Bounding box entries:
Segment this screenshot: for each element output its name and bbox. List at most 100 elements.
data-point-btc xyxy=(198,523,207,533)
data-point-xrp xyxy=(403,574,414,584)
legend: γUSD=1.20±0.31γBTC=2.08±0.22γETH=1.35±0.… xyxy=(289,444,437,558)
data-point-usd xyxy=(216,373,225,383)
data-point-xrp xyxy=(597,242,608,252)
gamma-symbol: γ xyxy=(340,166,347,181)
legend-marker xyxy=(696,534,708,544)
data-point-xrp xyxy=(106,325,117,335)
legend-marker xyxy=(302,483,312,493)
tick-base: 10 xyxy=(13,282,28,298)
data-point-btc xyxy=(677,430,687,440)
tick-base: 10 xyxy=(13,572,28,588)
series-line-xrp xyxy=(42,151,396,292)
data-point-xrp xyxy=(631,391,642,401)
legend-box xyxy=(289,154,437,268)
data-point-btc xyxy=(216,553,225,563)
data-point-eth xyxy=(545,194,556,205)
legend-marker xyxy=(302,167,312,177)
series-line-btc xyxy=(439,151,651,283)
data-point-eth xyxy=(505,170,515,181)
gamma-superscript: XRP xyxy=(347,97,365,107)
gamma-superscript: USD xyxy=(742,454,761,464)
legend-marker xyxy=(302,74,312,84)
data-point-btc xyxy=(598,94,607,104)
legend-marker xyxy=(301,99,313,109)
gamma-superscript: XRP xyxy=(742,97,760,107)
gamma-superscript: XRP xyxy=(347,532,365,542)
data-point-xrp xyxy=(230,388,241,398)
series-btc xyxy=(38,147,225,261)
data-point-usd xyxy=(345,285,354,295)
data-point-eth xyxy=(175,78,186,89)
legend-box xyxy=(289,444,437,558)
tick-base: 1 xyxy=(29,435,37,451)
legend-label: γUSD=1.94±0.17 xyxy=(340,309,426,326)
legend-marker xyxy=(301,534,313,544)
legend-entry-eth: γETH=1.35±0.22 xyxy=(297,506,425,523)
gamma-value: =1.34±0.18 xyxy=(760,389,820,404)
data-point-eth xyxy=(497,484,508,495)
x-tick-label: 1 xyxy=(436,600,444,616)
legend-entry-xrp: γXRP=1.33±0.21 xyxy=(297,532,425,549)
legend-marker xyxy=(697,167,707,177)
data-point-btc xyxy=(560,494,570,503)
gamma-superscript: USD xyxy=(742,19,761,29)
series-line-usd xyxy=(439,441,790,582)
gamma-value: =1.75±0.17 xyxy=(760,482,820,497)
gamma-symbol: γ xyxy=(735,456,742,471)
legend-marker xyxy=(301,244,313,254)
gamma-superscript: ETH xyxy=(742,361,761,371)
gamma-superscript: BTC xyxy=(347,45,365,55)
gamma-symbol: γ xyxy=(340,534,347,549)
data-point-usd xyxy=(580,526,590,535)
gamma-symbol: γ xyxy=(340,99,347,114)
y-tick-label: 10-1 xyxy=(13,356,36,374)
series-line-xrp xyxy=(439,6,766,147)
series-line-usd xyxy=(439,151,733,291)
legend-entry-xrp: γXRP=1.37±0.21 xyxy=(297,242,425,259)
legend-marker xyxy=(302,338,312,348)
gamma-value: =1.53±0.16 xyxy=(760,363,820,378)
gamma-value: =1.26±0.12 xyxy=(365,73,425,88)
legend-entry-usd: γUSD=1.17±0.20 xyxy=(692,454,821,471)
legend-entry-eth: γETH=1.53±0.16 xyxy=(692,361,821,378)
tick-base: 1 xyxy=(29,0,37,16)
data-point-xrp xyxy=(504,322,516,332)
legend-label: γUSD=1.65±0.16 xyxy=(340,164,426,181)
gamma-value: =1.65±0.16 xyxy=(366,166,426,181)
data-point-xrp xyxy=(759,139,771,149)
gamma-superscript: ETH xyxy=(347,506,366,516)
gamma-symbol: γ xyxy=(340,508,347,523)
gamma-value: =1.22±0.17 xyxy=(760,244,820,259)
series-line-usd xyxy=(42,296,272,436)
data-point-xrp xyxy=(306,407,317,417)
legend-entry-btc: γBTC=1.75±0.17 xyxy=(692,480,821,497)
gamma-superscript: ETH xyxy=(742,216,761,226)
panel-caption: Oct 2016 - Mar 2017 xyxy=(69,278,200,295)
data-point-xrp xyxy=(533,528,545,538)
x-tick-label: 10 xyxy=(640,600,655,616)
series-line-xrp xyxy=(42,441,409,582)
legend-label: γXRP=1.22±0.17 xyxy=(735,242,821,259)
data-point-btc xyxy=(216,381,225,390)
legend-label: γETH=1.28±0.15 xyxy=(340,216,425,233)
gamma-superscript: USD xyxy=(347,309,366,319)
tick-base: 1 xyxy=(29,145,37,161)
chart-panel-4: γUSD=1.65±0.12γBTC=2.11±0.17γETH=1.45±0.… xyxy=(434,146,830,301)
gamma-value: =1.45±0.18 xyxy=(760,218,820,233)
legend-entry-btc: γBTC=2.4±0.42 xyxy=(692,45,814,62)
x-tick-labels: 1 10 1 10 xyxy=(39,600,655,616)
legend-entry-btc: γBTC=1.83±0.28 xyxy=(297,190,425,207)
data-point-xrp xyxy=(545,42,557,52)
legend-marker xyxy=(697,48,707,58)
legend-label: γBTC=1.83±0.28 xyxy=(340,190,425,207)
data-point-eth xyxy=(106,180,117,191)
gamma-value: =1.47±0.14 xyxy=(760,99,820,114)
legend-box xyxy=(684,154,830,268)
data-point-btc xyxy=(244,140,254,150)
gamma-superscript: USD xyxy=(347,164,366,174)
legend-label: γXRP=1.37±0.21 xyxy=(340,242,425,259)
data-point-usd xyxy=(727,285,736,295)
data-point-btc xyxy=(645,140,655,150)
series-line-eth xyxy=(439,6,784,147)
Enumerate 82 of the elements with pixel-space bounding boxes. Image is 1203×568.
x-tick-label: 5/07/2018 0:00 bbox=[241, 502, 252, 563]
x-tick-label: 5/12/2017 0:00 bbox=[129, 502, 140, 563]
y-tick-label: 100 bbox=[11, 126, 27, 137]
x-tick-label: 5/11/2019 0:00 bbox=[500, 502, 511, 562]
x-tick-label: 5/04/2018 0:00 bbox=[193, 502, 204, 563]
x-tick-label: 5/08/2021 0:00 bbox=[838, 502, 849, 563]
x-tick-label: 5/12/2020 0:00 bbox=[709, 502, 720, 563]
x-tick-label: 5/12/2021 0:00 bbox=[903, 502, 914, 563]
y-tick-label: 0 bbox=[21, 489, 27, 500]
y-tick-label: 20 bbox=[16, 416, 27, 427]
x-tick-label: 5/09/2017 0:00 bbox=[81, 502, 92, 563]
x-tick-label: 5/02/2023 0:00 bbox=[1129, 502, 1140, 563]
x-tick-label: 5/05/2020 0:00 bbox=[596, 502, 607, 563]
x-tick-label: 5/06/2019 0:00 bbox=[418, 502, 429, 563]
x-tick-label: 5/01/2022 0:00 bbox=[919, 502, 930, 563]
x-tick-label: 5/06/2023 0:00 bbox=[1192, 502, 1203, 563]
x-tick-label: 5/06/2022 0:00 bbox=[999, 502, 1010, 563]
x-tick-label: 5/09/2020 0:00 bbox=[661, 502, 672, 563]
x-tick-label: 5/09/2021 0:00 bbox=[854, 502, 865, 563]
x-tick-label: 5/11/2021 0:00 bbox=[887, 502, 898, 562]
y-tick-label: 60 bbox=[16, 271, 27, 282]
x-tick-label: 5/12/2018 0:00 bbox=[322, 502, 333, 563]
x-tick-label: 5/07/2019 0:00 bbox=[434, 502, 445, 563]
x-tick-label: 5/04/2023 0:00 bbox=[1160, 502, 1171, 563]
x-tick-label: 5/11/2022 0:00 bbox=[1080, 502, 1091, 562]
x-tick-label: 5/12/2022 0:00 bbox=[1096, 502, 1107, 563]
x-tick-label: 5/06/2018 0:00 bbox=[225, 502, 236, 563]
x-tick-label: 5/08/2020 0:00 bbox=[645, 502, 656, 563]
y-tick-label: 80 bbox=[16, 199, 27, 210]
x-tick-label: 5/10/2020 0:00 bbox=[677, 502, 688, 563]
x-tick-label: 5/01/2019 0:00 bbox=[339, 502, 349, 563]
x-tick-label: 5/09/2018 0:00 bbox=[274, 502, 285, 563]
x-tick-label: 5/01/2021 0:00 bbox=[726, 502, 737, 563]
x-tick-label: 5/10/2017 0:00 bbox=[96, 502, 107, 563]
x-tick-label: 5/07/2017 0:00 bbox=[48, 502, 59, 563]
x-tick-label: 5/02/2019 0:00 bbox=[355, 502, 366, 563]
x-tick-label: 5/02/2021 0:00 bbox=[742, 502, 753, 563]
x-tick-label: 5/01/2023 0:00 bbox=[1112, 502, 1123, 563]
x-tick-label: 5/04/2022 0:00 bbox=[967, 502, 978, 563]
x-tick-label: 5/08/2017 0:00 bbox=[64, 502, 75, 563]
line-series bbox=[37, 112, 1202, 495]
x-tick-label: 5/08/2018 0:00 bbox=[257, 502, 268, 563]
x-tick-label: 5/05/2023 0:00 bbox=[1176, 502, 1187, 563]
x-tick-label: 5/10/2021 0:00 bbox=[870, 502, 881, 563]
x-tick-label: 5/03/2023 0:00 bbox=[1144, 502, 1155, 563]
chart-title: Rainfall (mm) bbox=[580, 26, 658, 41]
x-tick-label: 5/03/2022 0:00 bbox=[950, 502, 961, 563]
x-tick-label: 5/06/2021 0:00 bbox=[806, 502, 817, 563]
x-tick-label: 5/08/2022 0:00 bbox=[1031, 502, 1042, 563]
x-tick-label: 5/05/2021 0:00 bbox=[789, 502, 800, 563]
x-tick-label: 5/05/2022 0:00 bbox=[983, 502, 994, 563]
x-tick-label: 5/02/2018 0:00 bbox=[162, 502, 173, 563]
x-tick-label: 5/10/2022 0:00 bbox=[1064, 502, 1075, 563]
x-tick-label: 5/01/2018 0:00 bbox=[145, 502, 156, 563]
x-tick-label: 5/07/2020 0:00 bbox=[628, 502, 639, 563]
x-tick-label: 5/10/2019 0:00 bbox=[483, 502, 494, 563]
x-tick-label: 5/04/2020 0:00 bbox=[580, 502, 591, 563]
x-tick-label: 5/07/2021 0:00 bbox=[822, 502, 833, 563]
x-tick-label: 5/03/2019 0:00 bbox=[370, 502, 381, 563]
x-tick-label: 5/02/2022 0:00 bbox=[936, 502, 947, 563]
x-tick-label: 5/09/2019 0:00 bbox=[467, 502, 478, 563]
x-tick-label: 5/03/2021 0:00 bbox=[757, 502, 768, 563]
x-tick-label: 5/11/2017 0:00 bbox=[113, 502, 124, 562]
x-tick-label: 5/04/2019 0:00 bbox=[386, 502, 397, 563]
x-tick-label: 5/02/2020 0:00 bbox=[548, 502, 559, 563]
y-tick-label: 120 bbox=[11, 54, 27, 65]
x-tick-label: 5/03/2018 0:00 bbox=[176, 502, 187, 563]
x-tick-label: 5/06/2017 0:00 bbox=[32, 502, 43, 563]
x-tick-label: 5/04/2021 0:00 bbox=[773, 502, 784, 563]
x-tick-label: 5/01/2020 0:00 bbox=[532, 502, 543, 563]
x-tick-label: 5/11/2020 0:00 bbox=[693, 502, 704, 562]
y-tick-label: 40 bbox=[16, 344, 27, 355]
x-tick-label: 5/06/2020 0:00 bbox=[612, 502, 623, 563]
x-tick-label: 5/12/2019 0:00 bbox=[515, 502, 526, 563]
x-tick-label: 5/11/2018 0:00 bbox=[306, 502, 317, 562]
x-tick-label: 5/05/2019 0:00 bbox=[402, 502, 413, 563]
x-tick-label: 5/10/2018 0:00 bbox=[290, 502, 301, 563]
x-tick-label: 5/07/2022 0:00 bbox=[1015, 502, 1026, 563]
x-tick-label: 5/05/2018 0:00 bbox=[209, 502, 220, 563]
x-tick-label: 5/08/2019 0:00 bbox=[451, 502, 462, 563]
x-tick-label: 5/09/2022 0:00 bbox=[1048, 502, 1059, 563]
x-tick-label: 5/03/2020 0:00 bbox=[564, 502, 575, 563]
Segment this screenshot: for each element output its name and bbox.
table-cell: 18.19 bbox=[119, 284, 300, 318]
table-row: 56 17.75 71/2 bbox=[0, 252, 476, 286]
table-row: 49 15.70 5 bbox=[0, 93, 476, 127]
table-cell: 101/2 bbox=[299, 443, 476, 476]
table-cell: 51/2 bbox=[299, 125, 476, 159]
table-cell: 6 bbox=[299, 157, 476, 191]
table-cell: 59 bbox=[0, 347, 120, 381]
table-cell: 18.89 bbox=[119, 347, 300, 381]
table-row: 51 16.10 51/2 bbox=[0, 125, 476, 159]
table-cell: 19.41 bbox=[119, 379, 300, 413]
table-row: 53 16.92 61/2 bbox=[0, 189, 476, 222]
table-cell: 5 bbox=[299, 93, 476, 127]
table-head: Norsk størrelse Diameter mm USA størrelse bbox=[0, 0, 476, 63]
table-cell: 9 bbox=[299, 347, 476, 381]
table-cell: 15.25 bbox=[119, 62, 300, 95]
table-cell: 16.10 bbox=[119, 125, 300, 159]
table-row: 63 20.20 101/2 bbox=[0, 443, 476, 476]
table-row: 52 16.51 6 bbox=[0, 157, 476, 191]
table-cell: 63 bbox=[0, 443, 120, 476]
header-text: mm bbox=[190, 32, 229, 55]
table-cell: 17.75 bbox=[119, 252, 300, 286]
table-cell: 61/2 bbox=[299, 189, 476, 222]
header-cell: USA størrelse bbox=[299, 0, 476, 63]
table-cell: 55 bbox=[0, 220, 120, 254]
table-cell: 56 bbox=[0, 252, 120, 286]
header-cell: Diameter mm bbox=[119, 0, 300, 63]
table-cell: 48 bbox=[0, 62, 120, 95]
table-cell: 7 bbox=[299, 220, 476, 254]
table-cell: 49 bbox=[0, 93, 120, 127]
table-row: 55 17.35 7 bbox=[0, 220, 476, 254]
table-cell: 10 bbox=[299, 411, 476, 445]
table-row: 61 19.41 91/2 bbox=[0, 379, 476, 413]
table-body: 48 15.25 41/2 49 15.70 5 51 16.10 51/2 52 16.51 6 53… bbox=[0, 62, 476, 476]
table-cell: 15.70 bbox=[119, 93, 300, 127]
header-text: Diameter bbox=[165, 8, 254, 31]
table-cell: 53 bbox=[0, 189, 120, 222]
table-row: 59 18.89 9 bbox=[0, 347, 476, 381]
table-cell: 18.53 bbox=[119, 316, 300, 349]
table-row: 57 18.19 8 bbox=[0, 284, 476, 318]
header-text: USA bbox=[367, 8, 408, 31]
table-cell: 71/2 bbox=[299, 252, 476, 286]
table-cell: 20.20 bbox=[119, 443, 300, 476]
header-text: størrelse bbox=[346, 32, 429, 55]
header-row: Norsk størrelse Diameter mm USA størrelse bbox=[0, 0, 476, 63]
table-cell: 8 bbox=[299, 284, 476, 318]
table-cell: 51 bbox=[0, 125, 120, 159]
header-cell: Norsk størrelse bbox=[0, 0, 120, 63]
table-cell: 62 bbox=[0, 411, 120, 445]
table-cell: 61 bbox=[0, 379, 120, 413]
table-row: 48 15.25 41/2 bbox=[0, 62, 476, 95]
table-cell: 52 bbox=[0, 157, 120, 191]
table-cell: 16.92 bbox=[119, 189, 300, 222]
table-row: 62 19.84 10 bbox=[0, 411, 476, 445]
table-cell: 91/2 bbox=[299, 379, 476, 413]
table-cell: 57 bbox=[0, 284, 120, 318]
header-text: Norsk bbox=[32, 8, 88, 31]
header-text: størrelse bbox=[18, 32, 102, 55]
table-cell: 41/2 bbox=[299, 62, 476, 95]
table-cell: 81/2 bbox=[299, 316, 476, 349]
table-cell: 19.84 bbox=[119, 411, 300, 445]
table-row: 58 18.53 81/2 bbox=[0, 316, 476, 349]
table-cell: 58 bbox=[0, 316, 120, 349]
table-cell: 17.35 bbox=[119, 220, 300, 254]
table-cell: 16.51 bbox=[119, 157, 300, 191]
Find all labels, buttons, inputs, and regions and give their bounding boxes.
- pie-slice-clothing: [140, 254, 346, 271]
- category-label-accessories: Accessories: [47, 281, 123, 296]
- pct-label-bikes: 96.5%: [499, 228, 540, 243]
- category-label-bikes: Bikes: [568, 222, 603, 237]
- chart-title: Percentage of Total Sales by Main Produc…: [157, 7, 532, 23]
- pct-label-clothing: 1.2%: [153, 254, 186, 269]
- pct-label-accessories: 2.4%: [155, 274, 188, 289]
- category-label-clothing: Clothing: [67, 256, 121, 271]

WHAT TO WORK ON — Quote the bounding box entries starting at the first line and ending at the line that contains "legend-box xyxy=(289,154,437,268)", including both of those lines.

SOLVED PROBLEM —
Segment this screenshot: for each element output its name and bbox. List at most 100 elements.
data-point-btc xyxy=(198,523,207,533)
data-point-xrp xyxy=(403,574,414,584)
legend: γUSD=1.20±0.31γBTC=2.08±0.22γETH=1.35±0.… xyxy=(289,444,437,558)
data-point-usd xyxy=(216,373,225,383)
data-point-xrp xyxy=(597,242,608,252)
gamma-symbol: γ xyxy=(340,166,347,181)
legend-marker xyxy=(696,534,708,544)
data-point-xrp xyxy=(106,325,117,335)
legend-marker xyxy=(302,483,312,493)
tick-base: 10 xyxy=(13,282,28,298)
data-point-btc xyxy=(677,430,687,440)
tick-base: 10 xyxy=(13,572,28,588)
series-line-xrp xyxy=(42,151,396,292)
data-point-xrp xyxy=(631,391,642,401)
legend-box xyxy=(289,154,437,268)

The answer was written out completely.